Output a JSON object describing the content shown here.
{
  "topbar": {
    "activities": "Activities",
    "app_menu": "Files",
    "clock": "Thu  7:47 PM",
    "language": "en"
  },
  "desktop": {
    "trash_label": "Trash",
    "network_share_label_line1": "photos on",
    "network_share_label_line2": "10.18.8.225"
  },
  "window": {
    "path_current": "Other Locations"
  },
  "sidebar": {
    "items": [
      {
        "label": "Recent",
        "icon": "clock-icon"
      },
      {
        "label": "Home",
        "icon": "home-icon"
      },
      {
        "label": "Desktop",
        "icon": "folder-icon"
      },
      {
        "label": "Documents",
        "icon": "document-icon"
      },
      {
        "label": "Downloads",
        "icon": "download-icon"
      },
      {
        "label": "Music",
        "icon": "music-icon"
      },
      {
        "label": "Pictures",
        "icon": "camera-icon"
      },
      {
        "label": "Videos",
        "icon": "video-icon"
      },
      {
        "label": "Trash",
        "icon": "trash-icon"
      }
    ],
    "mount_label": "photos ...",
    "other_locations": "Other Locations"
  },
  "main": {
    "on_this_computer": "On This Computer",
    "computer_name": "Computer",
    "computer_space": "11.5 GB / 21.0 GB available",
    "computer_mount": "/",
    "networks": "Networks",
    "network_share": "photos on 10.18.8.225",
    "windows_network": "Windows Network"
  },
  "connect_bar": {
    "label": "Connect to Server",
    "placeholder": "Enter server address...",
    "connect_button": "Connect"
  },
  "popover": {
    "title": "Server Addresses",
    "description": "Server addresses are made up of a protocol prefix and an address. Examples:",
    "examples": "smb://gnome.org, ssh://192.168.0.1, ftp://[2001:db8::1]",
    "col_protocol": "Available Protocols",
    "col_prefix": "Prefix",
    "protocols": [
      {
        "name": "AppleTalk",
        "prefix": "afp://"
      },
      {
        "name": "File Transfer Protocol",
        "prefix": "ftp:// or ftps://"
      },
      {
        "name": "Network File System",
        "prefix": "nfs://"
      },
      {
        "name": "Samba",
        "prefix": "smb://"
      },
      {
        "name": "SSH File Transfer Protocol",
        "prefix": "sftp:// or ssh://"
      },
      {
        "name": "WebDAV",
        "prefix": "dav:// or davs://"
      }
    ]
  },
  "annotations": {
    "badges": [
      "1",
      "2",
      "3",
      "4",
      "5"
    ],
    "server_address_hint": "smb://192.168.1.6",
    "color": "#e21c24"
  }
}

= = = = = = =

### [REQUEST]
Write out the material exactly as given.

### [REPLY]
Output a JSON object describing the content shown here.
{
  "topbar": {
    "activities": "Activities",
    "app_menu": "Files",
    "clock": "Thu  7:47 PM",
    "language": "en"
  },
  "desktop": {
    "trash_label": "Trash",
    "network_share_label_line1": "photos on",
    "network_share_label_line2": "10.18.8.225"
  },
  "window": {
    "path_current": "Other Locations"
  },
  "sidebar": {
    "items": [
      {
        "label": "Recent",
        "icon": "clock-icon"
      },
      {
        "label": "Home",
        "icon": "home-icon"
      },
      {
        "label": "Desktop",
        "icon": "folder-icon"
      },
      {
        "label": "Documents",
        "icon": "document-icon"
      },
      {
        "label": "Downloads",
        "icon": "download-icon"
      },
      {
        "label": "Music",
        "icon": "music-icon"
      },
      {
        "label": "Pictures",
        "icon": "camera-icon"
      },
      {
        "label": "Videos",
        "icon": "video-icon"
      },
      {
        "label": "Trash",
        "icon": "trash-icon"
      }
    ],
    "mount_label": "photos ...",
    "other_locations": "Other Locations"
  },
  "main": {
    "on_this_computer": "On This Computer",
    "computer_name": "Computer",
    "computer_space": "11.5 GB / 21.0 GB available",
    "computer_mount": "/",
    "networks": "Networks",
    "network_share": "photos on 10.18.8.225",
    "windows_network": "Windows Network"
  },
  "connect_bar": {
    "label": "Connect to Server",
    "placeholder": "Enter server address...",
    "connect_button": "Connect"
  },
  "popover": {
    "title": "Server Addresses",
    "description": "Server addresses are made up of a protocol prefix and an address. Examples:",
    "examples": "smb://gnome.org, ssh://192.168.0.1, ftp://[2001:db8::1]",
    "col_protocol": "Available Protocols",
    "col_prefix": "Prefix",
    "protocols": [
      {
        "name": "AppleTalk",
        "prefix": "afp://"
      },
      {
        "name": "File Transfer Protocol",
        "prefix": "ftp:// or ftps://"
      },
      {
        "name": "Network File System",
        "prefix": "nfs://"
      },
      {
        "name": "Samba",
        "prefix": "smb://"
      },
      {
        "name": "SSH File Transfer Protocol",
        "prefix": "sftp:// or ssh://"
      },
      {
        "name": "WebDAV",
        "prefix": "dav:// or davs://"
      }
    ]
  },
  "annotations": {
    "badges": [
      "1",
      "2",
      "3",
      "4",
      "5"
    ],
    "server_address_hint": "smb://192.168.1.6",
    "color": "#e21c24"
  }
}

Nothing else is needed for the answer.